▶ _INSTRUCTIONS FOR THE TASK_
Make an exact copy of the data below, leaving out every picture.
○ ○ ○ ○
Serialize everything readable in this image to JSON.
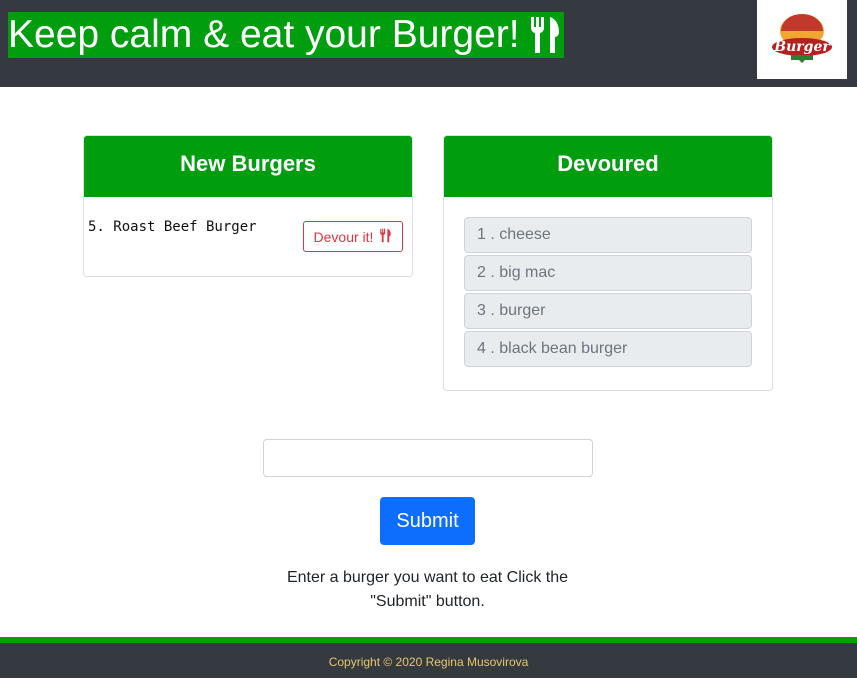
{
  "header": {
    "title": "Keep calm & eat your Burger!",
    "title_icon": "utensils-icon",
    "logo_text": "Burger",
    "colors": {
      "navbar": "#343a40",
      "title_bg": "#009e0f"
    }
  },
  "new_burgers": {
    "heading": "New Burgers",
    "items": [
      {
        "label": "5. Roast Beef Burger",
        "button": "Devour it!"
      }
    ]
  },
  "devoured": {
    "heading": "Devoured",
    "items": [
      {
        "label": "1 . cheese"
      },
      {
        "label": "2 . big mac"
      },
      {
        "label": "3 . burger"
      },
      {
        "label": "4 . black bean burger"
      }
    ]
  },
  "form": {
    "input_value": "",
    "submit_label": "Submit",
    "instructions": "Enter a burger you want to eat Click the \"Submit\" button."
  },
  "footer": {
    "copyright": "Copyright © 2020 Regina Musovirova"
  },
  "colors": {
    "accent_green": "#009e0f",
    "danger": "#dc3545",
    "primary": "#0d6efd",
    "footer_text": "#e8c66b"
  }
}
○ ○ ○ ○
▶ _EXPECTED OUTPUT_
Serialize everything readable in this image to JSON.
{
  "header": {
    "title": "Keep calm & eat your Burger!",
    "title_icon": "utensils-icon",
    "logo_text": "Burger",
    "colors": {
      "navbar": "#343a40",
      "title_bg": "#009e0f"
    }
  },
  "new_burgers": {
    "heading": "New Burgers",
    "items": [
      {
        "label": "5. Roast Beef Burger",
        "button": "Devour it!"
      }
    ]
  },
  "devoured": {
    "heading": "Devoured",
    "items": [
      {
        "label": "1 . cheese"
      },
      {
        "label": "2 . big mac"
      },
      {
        "label": "3 . burger"
      },
      {
        "label": "4 . black bean burger"
      }
    ]
  },
  "form": {
    "input_value": "",
    "submit_label": "Submit",
    "instructions": "Enter a burger you want to eat Click the \"Submit\" button."
  },
  "footer": {
    "copyright": "Copyright © 2020 Regina Musovirova"
  },
  "colors": {
    "accent_green": "#009e0f",
    "danger": "#dc3545",
    "primary": "#0d6efd",
    "footer_text": "#e8c66b"
  }
}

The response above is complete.